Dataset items
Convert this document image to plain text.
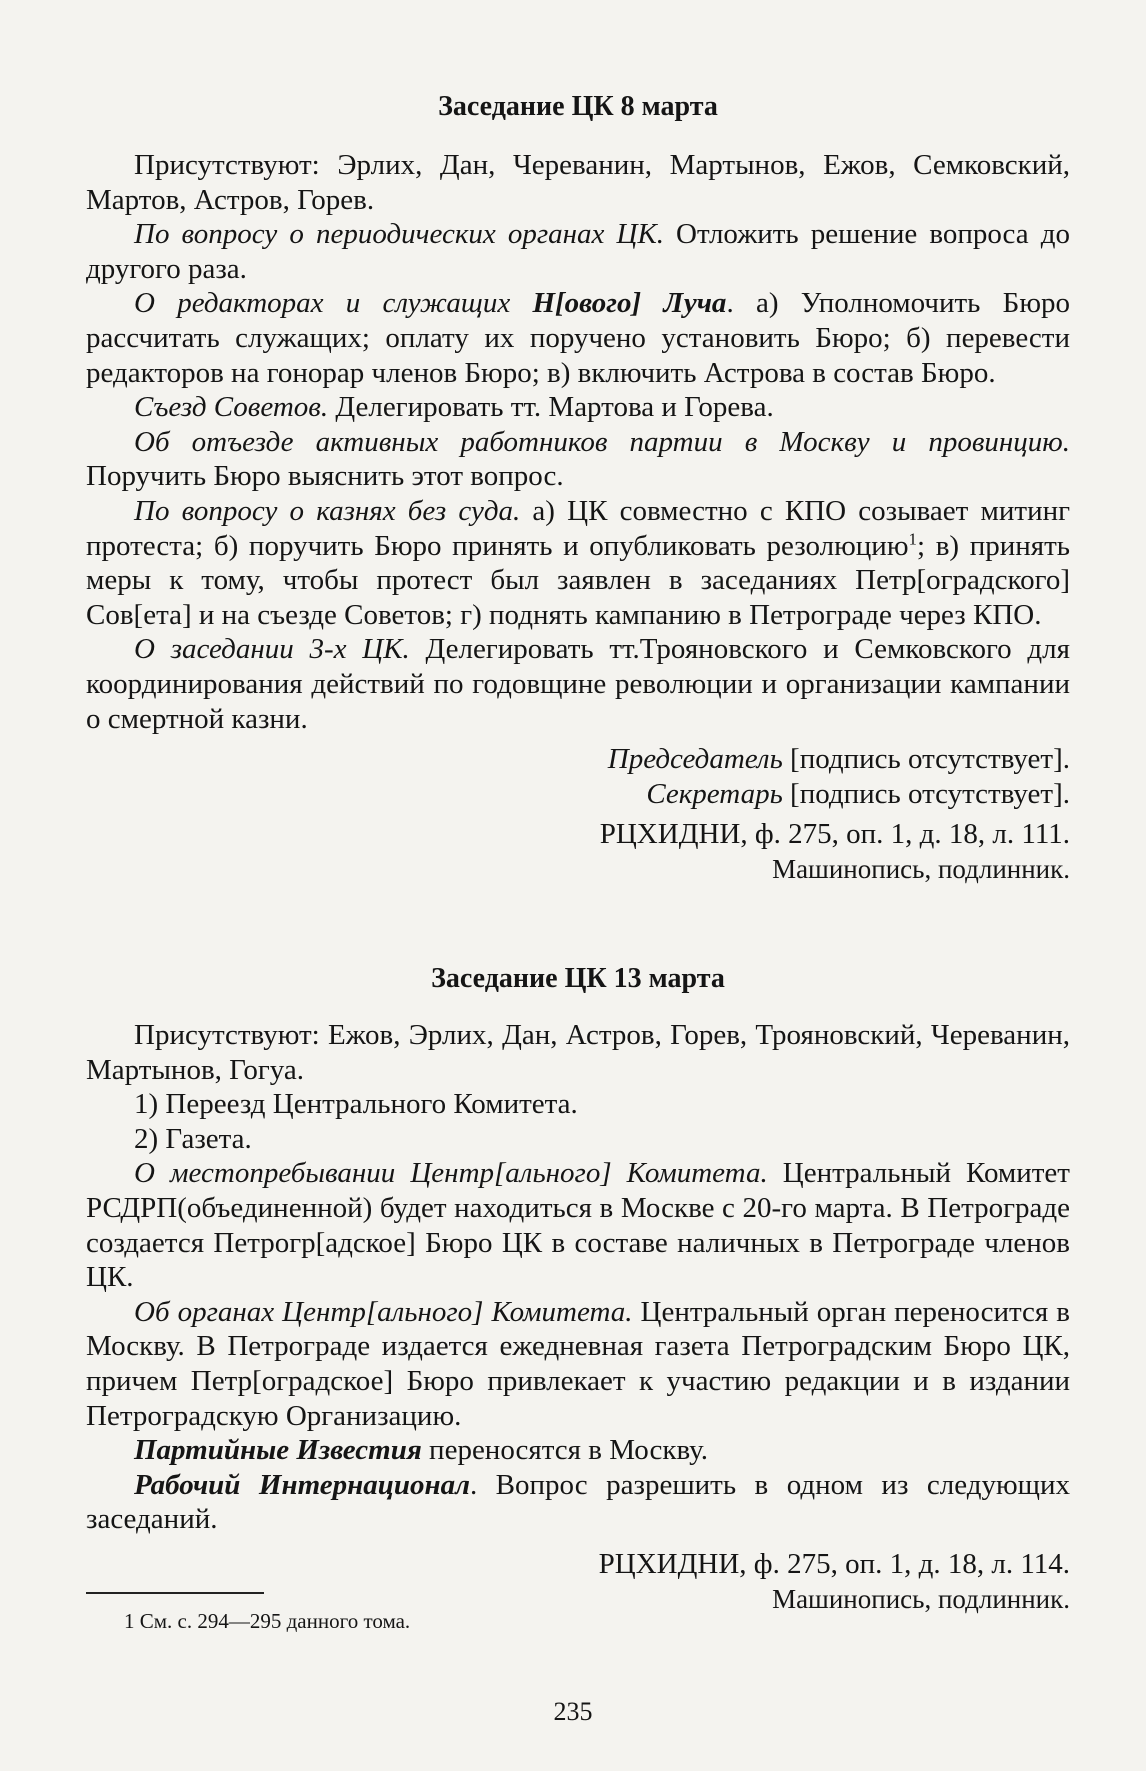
Заседание ЦК 8 марта

Присутствуют: Эрлих, Дан, Череванин, Мартынов, Ежов, Семковский, Мартов, Астров, Горев.

По вопросу о периодических органах ЦК. Отложить решение вопроса до другого раза.

О редакторах и служащих Н[ового] Луча. а) Уполномочить Бюро рассчитать служащих; оплату их поручено установить Бюро; б) перевести редакторов на гонорар членов Бюро; в) включить Астрова в состав Бюро.

Съезд Советов. Делегировать тт. Мартова и Горева.

Об отъезде активных работников партии в Москву и провинцию. Поручить Бюро выяснить этот вопрос.

По вопросу о казнях без суда. а) ЦК совместно с КПО созывает митинг протеста; б) поручить Бюро принять и опубликовать резолюцию$^1$; в) принять меры к тому, чтобы протест был заявлен в заседаниях Петр[оградского] Сов[ета] и на съезде Советов; г) поднять кампанию в Петрограде через КПО.

О заседании 3-х ЦК. Делегировать тт.Трояновского и Семковского для координирования действий по годовщине революции и организации кампании о смертной казни.

Председатель [подпись отсутствует].

Секретарь [подпись отсутствует].

РЦХИДНИ, ф. 275, оп. 1, д. 18, л. 111.

Машинопись, подлинник.

Заседание ЦК 13 марта

Присутствуют: Ежов, Эрлих, Дан, Астров, Горев, Трояновский, Череванин, Мартынов, Гогуа.

1) Переезд Центрального Комитета.

2) Газета.

О местопребывании Центр[ального] Комитета. Центральный Комитет РСДРП(объединенной) будет находиться в Москве с 20-го марта. В Петрограде создается Петрогр[адское] Бюро ЦК в составе наличных в Петрограде членов ЦК.

Об органах Центр[ального] Комитета. Центральный орган переносится в Москву. В Петрограде издается ежедневная газета Петроградским Бюро ЦК, причем Петр[оградское] Бюро привлекает к участию редакции и в издании Петроградскую Организацию.

Партийные Известия переносятся в Москву.

Рабочий Интернационал. Вопрос разрешить в одном из следующих заседаний.

РЦХИДНИ, ф. 275, оп. 1, д. 18, л. 114.

Машинопись, подлинник.

1 См. с. 294—295 данного тома.
235
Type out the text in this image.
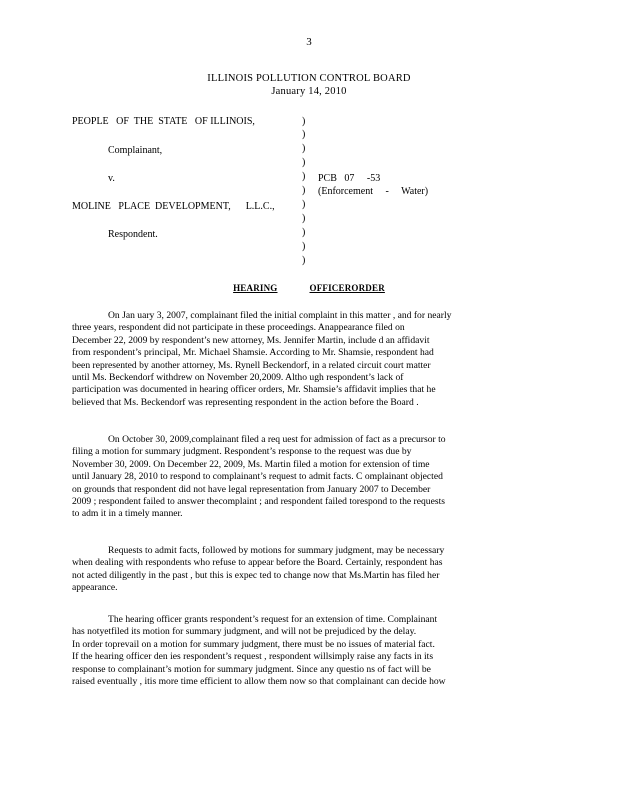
3
ILLINOIS POLLUTION CONTROL BOARD
January 14, 2010
PEOPLE   OF  THE  STATE   OF ILLINOIS,
Complainant,
v.
MOLINE   PLACE  DEVELOPMENT,      L.L.C.,
Respondent.
PCB   07     -53
(Enforcement     -     Water)
)
)
)
)
)
)
)
)
)
)
)
HEARING	OFFICERORDER
On Jan uary 3, 2007, complainant filed the initial complaint in this matter , and for nearly
three years, respondent did not participate in these proceedings. Anappearance filed on
December 22, 2009 by respondent’s new attorney, Ms. Jennifer Martin, include d an affidavit
from respondent’s principal, Mr. Michael Shamsie. According to Mr. Shamsie, respondent had
been represented by another attorney, Ms. Rynell Beckendorf, in a related circuit court matter
until Ms. Beckendorf withdrew on November 20,2009. Altho ugh respondent’s lack of
participation was documented in hearing officer orders, Mr. Shamsie’s affidavit implies that he
believed that Ms. Beckendorf was representing respondent in the action before the Board .
On October 30, 2009,complainant filed a req uest for admission of fact as a precursor to
filing a motion for summary judgment. Respondent’s response to the request was due by
November 30, 2009. On December 22, 2009, Ms. Martin filed a motion for extension of time
until January 28, 2010 to respond to complainant’s request to admit facts. C omplainant objected
on grounds that respondent did not have legal representation from January 2007 to December
2009 ; respondent failed to answer thecomplaint ; and respondent failed torespond to the requests
to adm it in a timely manner.
Requests to admit facts, followed by motions for summary judgment, may be necessary
when dealing with respondents who refuse to appear before the Board. Certainly, respondent has
not acted diligently in the past , but this is expec ted to change now that Ms.Martin has filed her
appearance.
The hearing officer grants respondent’s request for an extension of time. Complainant
has notyetfiled its motion for summary judgment, and will not be prejudiced by the delay.
In order toprevail on a motion for summary judgment, there must be no issues of material fact.
If the hearing officer den ies respondent’s request , respondent willsimply raise any facts in its
response to complainant’s motion for summary judgment. Since any questio ns of fact will be
raised eventually , itis more time efficient to allow them now so that complainant can decide how
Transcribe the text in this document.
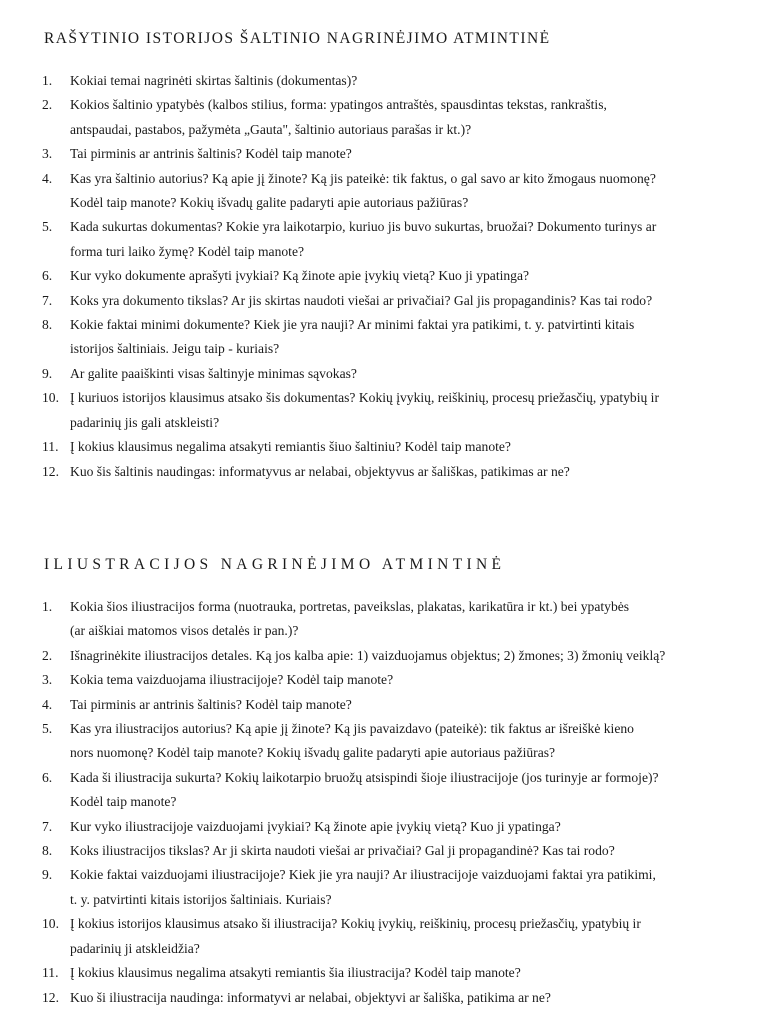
RAŠYTINIO ISTORIJOS ŠALTINIO NAGRINĖJIMO ATMINTINĖ
1. Kokiai temai nagrinėti skirtas šaltinis (dokumentas)?
2. Kokios šaltinio ypatybės (kalbos stilius, forma: ypatingos antraštės, spausdintas tekstas, rankraštis,
antspaudai, pastabos, pažymėta „Gauta", šaltinio autoriaus parašas ir kt.)?
3. Tai pirminis ar antrinis šaltinis? Kodėl taip manote?
4. Kas yra šaltinio autorius? Ką apie jį žinote? Ką jis pateikė: tik faktus, o gal savo ar kito žmogaus nuomonę?
Kodėl taip manote? Kokių išvadų galite padaryti apie autoriaus pažiūras?
5. Kada sukurtas dokumentas? Kokie yra laikotarpio, kuriuo jis buvo sukurtas, bruožai? Dokumento turinys ar
forma turi laiko žymę? Kodėl taip manote?
6. Kur vyko dokumente aprašyti įvykiai? Ką žinote apie įvykių vietą? Kuo ji ypatinga?
7. Koks yra dokumento tikslas? Ar jis skirtas naudoti viešai ar privačiai? Gal jis propagandinis? Kas tai rodo?
8. Kokie faktai minimi dokumente? Kiek jie yra nauji? Ar minimi faktai yra patikimi, t. y. patvirtinti kitais
istorijos šaltiniais. Jeigu taip - kuriais?
9. Ar galite paaiškinti visas šaltinyje minimas sąvokas?
10. Į kuriuos istorijos klausimus atsako šis dokumentas? Kokių įvykių, reiškinių, procesų priežasčių, ypatybių ir
padarinių jis gali atskleisti?
11. Į kokius klausimus negalima atsakyti remiantis šiuo šaltiniu? Kodėl taip manote?
12. Kuo šis šaltinis naudingas: informatyvus ar nelabai, objektyvus ar šališkas, patikimas ar ne?
ILIUSTRACIJOS NAGRINĖJIMO ATMINTINĖ
1. Kokia šios iliustracijos forma (nuotrauka, portretas, paveikslas, plakatas, karikatūra ir kt.) bei ypatybės
(ar aiškiai matomos visos detalės ir pan.)?
2. Išnagrinėkite iliustracijos detales. Ką jos kalba apie: 1) vaizduojamus objektus; 2) žmones; 3) žmonių veiklą?
3. Kokia tema vaizduojama iliustracijoje? Kodėl taip manote?
4. Tai pirminis ar antrinis šaltinis? Kodėl taip manote?
5. Kas yra iliustracijos autorius? Ką apie jį žinote? Ką jis pavaizdavo (pateikė): tik faktus ar išreiškė kieno
nors nuomonę? Kodėl taip manote? Kokių išvadų galite padaryti apie autoriaus pažiūras?
6. Kada ši iliustracija sukurta? Kokių laikotarpio bruožų atsispindi šioje iliustracijoje (jos turinyje ar formoje)?
Kodėl taip manote?
7. Kur vyko iliustracijoje vaizduojami įvykiai? Ką žinote apie įvykių vietą? Kuo ji ypatinga?
8. Koks iliustracijos tikslas? Ar ji skirta naudoti viešai ar privačiai? Gal ji propagandinė? Kas tai rodo?
9. Kokie faktai vaizduojami iliustracijoje? Kiek jie yra nauji? Ar iliustracijoje vaizduojami faktai yra patikimi,
t. y. patvirtinti kitais istorijos šaltiniais. Kuriais?
10. Į kokius istorijos klausimus atsako ši iliustracija? Kokių įvykių, reiškinių, procesų priežasčių, ypatybių ir
padarinių ji atskleidžia?
11. Į kokius klausimus negalima atsakyti remiantis šia iliustracija? Kodėl taip manote?
12. Kuo ši iliustracija naudinga: informatyvi ar nelabai, objektyvi ar šališka, patikima ar ne?
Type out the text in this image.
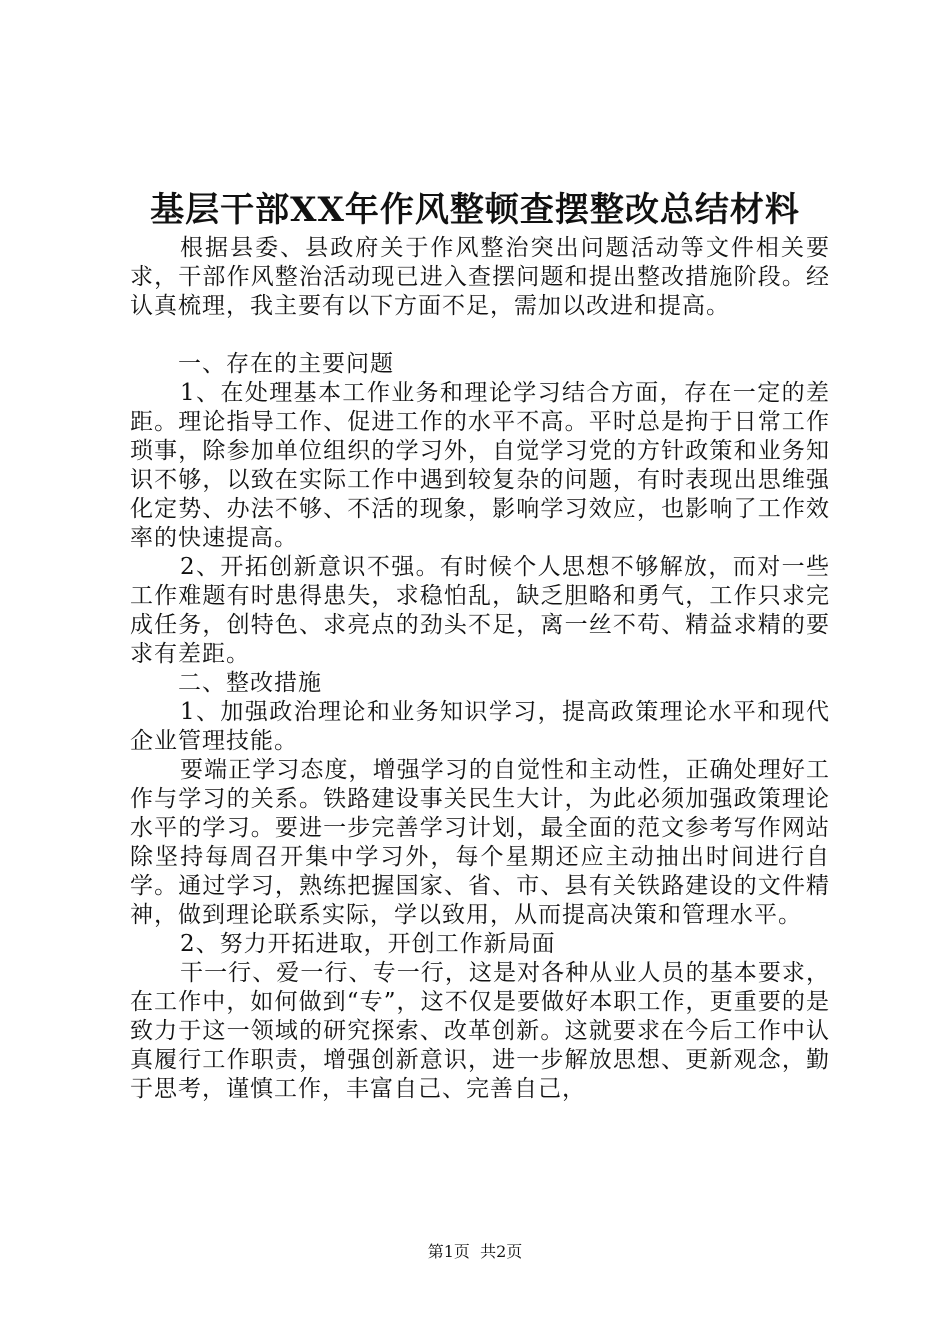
基层干部XX年作风整顿查摆整改总结材料

根据县委、县政府关于作风整治突出问题活动等文件相关要求，干部作风整治活动现已进入查摆问题和提出整改措施阶段。经认真梳理，我主要有以下方面不足，需加以改进和提高。

一、存在的主要问题

1、在处理基本工作业务和理论学习结合方面，存在一定的差距。理论指导工作、促进工作的水平不高。平时总是拘于日常工作琐事，除参加单位组织的学习外，自觉学习党的方针政策和业务知识不够，以致在实际工作中遇到较复杂的问题，有时表现出思维强化定势、办法不够、不活的现象，影响学习效应，也影响了工作效率的快速提高。

2、开拓创新意识不强。有时候个人思想不够解放，而对一些工作难题有时患得患失，求稳怕乱，缺乏胆略和勇气，工作只求完成任务，创特色、求亮点的劲头不足，离一丝不苟、精益求精的要求有差距。

二、整改措施

1、加强政治理论和业务知识学习，提高政策理论水平和现代企业管理技能。

要端正学习态度，增强学习的自觉性和主动性，正确处理好工作与学习的关系。铁路建设事关民生大计，为此必须加强政策理论水平的学习。要进一步完善学习计划，最全面的范文参考写作网站除坚持每周召开集中学习外，每个星期还应主动抽出时间进行自学。通过学习，熟练把握国家、省、市、县有关铁路建设的文件精神，做到理论联系实际，学以致用，从而提高决策和管理水平。

2、努力开拓进取，开创工作新局面

干一行、爱一行、专一行，这是对各种从业人员的基本要求，在工作中，如何做到“专”，这不仅是要做好本职工作，更重要的是致力于这一领域的研究探索、改革创新。这就要求在今后工作中认真履行工作职责，增强创新意识，进一步解放思想、更新观念，勤于思考，谨慎工作，丰富自己、完善自己，

第1页  共2页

*SHORT TASK:* Check every line for "patvirtinti" and show the ones that have it.

*OUTPUT FOR THIS TASK:*
8. Kokie faktai minimi dokumente? Kiek jie yra nauji? Ar minimi faktai yra patikimi, t. y. patvirtinti kitais
t. y. patvirtinti kitais istorijos šaltiniais. Kuriais?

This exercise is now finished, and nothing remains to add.